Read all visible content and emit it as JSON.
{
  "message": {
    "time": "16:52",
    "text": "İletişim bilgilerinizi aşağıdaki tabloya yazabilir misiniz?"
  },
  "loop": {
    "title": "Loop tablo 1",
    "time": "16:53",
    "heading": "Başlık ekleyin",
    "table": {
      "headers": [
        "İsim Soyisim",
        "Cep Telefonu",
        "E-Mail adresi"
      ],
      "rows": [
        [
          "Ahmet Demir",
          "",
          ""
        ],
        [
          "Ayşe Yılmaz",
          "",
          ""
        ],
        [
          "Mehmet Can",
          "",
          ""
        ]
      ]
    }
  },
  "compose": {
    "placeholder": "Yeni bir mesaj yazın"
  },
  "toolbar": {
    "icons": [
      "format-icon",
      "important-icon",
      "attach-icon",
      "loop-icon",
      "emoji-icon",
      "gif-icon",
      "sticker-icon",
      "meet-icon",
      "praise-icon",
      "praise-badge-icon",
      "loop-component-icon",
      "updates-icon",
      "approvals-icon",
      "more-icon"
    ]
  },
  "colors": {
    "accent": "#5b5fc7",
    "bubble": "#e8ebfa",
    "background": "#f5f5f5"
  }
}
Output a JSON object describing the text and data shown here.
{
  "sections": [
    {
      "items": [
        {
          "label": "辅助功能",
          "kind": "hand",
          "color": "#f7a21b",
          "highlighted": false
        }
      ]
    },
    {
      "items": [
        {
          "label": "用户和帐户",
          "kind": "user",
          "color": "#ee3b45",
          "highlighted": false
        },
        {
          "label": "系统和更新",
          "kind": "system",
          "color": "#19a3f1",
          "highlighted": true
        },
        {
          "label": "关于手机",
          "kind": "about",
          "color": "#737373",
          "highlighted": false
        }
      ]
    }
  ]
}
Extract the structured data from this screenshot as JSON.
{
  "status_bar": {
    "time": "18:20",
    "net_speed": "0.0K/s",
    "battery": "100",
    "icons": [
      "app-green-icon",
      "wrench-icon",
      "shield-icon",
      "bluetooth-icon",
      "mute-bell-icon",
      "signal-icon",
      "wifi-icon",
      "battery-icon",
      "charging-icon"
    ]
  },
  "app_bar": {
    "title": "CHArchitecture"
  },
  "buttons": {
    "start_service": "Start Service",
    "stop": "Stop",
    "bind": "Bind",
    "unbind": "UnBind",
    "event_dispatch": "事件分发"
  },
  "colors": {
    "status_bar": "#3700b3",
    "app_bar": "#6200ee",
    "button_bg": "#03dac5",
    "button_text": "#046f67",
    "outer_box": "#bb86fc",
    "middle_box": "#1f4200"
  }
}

--------

• _Exercise prompt_
The records above must be repeated exactly, every one of them.

• _Correct answer_
Read all visible content and emit it as JSON.
{
  "message": {
    "time": "16:52",
    "text": "İletişim bilgilerinizi aşağıdaki tabloya yazabilir misiniz?"
  },
  "loop": {
    "title": "Loop tablo 1",
    "time": "16:53",
    "heading": "Başlık ekleyin",
    "table": {
      "headers": [
        "İsim Soyisim",
        "Cep Telefonu",
        "E-Mail adresi"
      ],
      "rows": [
        [
          "Ahmet Demir",
          "",
          ""
        ],
        [
          "Ayşe Yılmaz",
          "",
          ""
        ],
        [
          "Mehmet Can",
          "",
          ""
        ]
      ]
    }
  },
  "compose": {
    "placeholder": "Yeni bir mesaj yazın"
  },
  "toolbar": {
    "icons": [
      "format-icon",
      "important-icon",
      "attach-icon",
      "loop-icon",
      "emoji-icon",
      "gif-icon",
      "sticker-icon",
      "meet-icon",
      "praise-icon",
      "praise-badge-icon",
      "loop-component-icon",
      "updates-icon",
      "approvals-icon",
      "more-icon"
    ]
  },
  "colors": {
    "accent": "#5b5fc7",
    "bubble": "#e8ebfa",
    "background": "#f5f5f5"
  }
}
Output a JSON object describing the text and data shown here.
{
  "sections": [
    {
      "items": [
        {
          "label": "辅助功能",
          "kind": "hand",
          "color": "#f7a21b",
          "highlighted": false
        }
      ]
    },
    {
      "items": [
        {
          "label": "用户和帐户",
          "kind": "user",
          "color": "#ee3b45",
          "highlighted": false
        },
        {
          "label": "系统和更新",
          "kind": "system",
          "color": "#19a3f1",
          "highlighted": true
        },
        {
          "label": "关于手机",
          "kind": "about",
          "color": "#737373",
          "highlighted": false
        }
      ]
    }
  ]
}
Extract the structured data from this screenshot as JSON.
{
  "status_bar": {
    "time": "18:20",
    "net_speed": "0.0K/s",
    "battery": "100",
    "icons": [
      "app-green-icon",
      "wrench-icon",
      "shield-icon",
      "bluetooth-icon",
      "mute-bell-icon",
      "signal-icon",
      "wifi-icon",
      "battery-icon",
      "charging-icon"
    ]
  },
  "app_bar": {
    "title": "CHArchitecture"
  },
  "buttons": {
    "start_service": "Start Service",
    "stop": "Stop",
    "bind": "Bind",
    "unbind": "UnBind",
    "event_dispatch": "事件分发"
  },
  "colors": {
    "status_bar": "#3700b3",
    "app_bar": "#6200ee",
    "button_bg": "#03dac5",
    "button_text": "#046f67",
    "outer_box": "#bb86fc",
    "middle_box": "#1f4200"
  }
}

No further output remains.